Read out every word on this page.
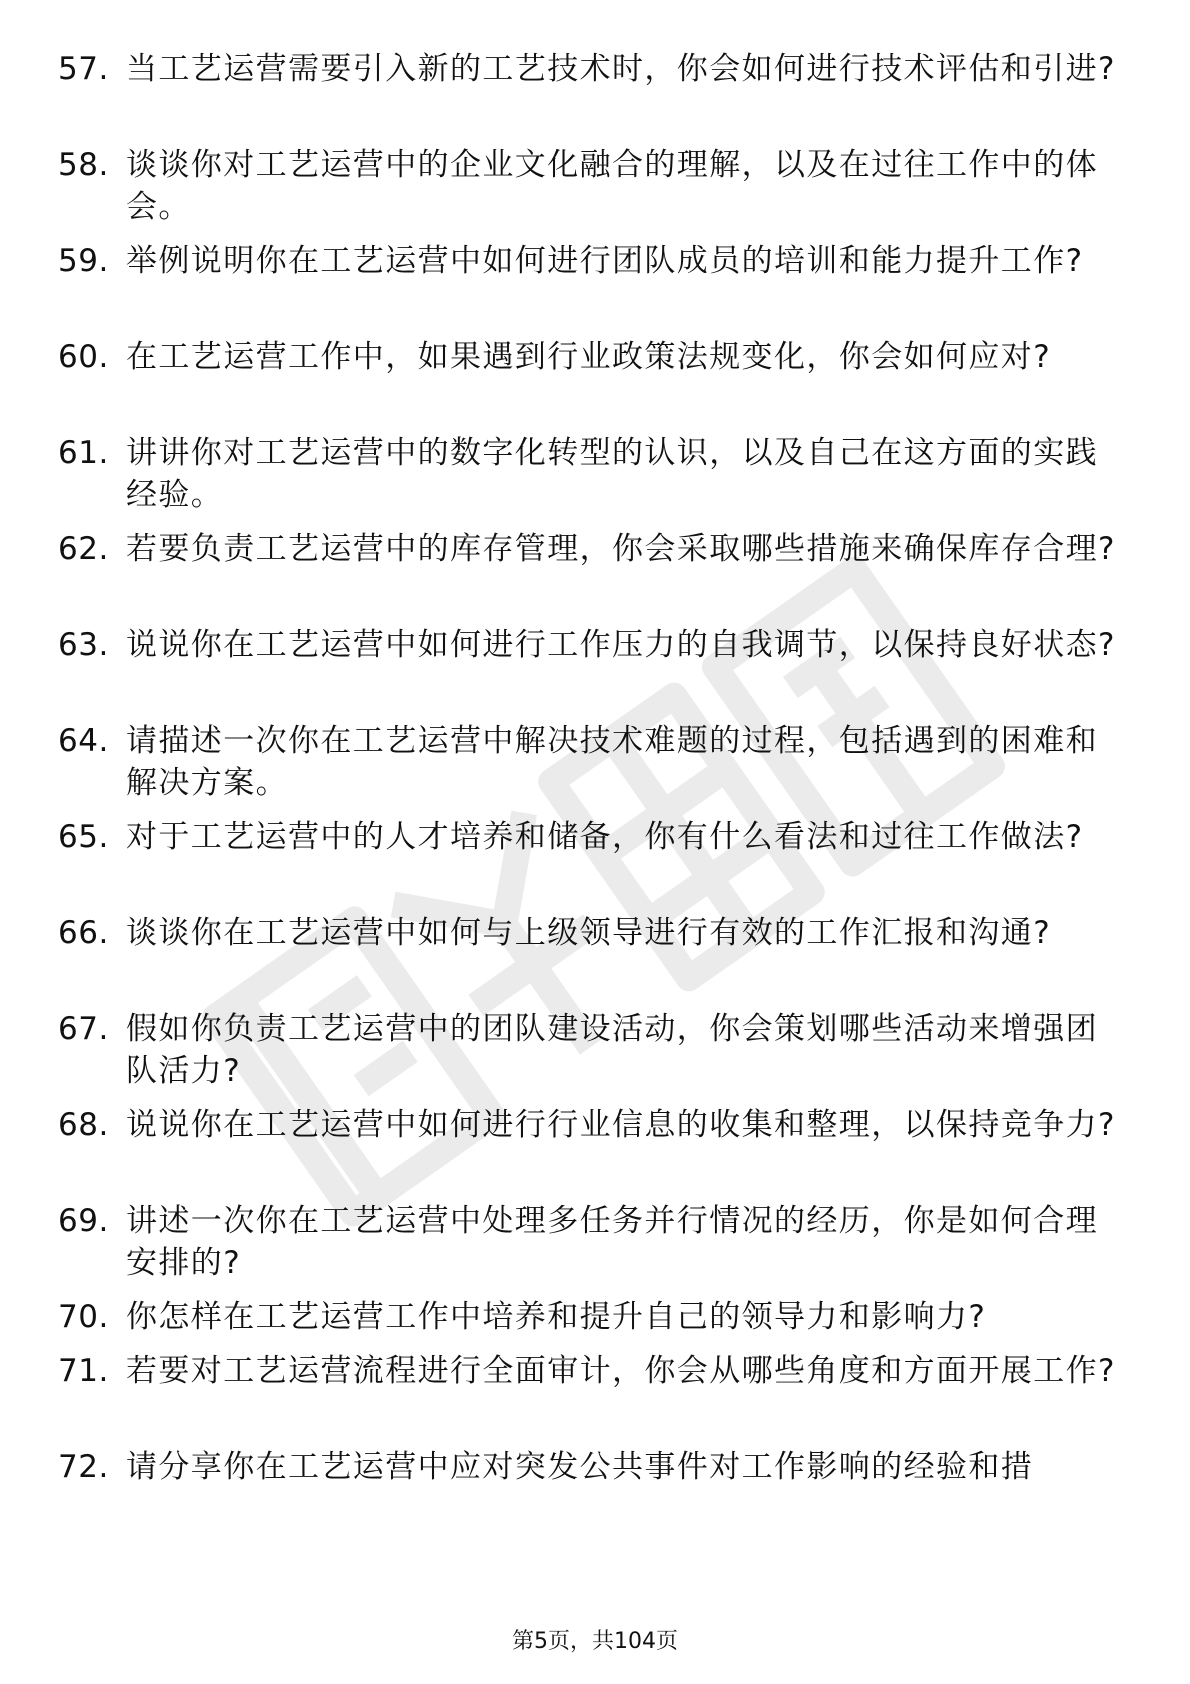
57. 当工艺运营需要引入新的工艺技术时，你会如何进行技术评估和引进?
58. 谈谈你对工艺运营中的企业文化融合的理解，以及在过往工作中的体会。
59. 举例说明你在工艺运营中如何进行团队成员的培训和能力提升工作?
60. 在工艺运营工作中，如果遇到行业政策法规变化，你会如何应对?
61. 讲讲你对工艺运营中的数字化转型的认识，以及自己在这方面的实践经验。
62. 若要负责工艺运营中的库存管理，你会采取哪些措施来确保库存合理?
63. 说说你在工艺运营中如何进行工作压力的自我调节，以保持良好状态?
64. 请描述一次你在工艺运营中解决技术难题的过程，包括遇到的困难和解决方案。
65. 对于工艺运营中的人才培养和储备，你有什么看法和过往工作做法?
66. 谈谈你在工艺运营中如何与上级领导进行有效的工作汇报和沟通?
67. 假如你负责工艺运营中的团队建设活动，你会策划哪些活动来增强团队活力?
68. 说说你在工艺运营中如何进行行业信息的收集和整理，以保持竞争力?
69. 讲述一次你在工艺运营中处理多任务并行情况的经历，你是如何合理安排的?
70. 你怎样在工艺运营工作中培养和提升自己的领导力和影响力?
71. 若要对工艺运营流程进行全面审计，你会从哪些角度和方面开展工作?
72. 请分享你在工艺运营中应对突发公共事件对工作影响的经验和措
第5页，共104页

============

▸ Task brief:
Write out each line of the data exactly; the images should be left out.

▸ Exercise output:
Read out every word on this page.
57. 当工艺运营需要引入新的工艺技术时，你会如何进行技术评估和引进?
58. 谈谈你对工艺运营中的企业文化融合的理解，以及在过往工作中的体会。
59. 举例说明你在工艺运营中如何进行团队成员的培训和能力提升工作?
60. 在工艺运营工作中，如果遇到行业政策法规变化，你会如何应对?
61. 讲讲你对工艺运营中的数字化转型的认识，以及自己在这方面的实践经验。
62. 若要负责工艺运营中的库存管理，你会采取哪些措施来确保库存合理?
63. 说说你在工艺运营中如何进行工作压力的自我调节，以保持良好状态?
64. 请描述一次你在工艺运营中解决技术难题的过程，包括遇到的困难和解决方案。
65. 对于工艺运营中的人才培养和储备，你有什么看法和过往工作做法?
66. 谈谈你在工艺运营中如何与上级领导进行有效的工作汇报和沟通?
67. 假如你负责工艺运营中的团队建设活动，你会策划哪些活动来增强团队活力?
68. 说说你在工艺运营中如何进行行业信息的收集和整理，以保持竞争力?
69. 讲述一次你在工艺运营中处理多任务并行情况的经历，你是如何合理安排的?
70. 你怎样在工艺运营工作中培养和提升自己的领导力和影响力?
71. 若要对工艺运营流程进行全面审计，你会从哪些角度和方面开展工作?
72. 请分享你在工艺运营中应对突发公共事件对工作影响的经验和措
第5页，共104页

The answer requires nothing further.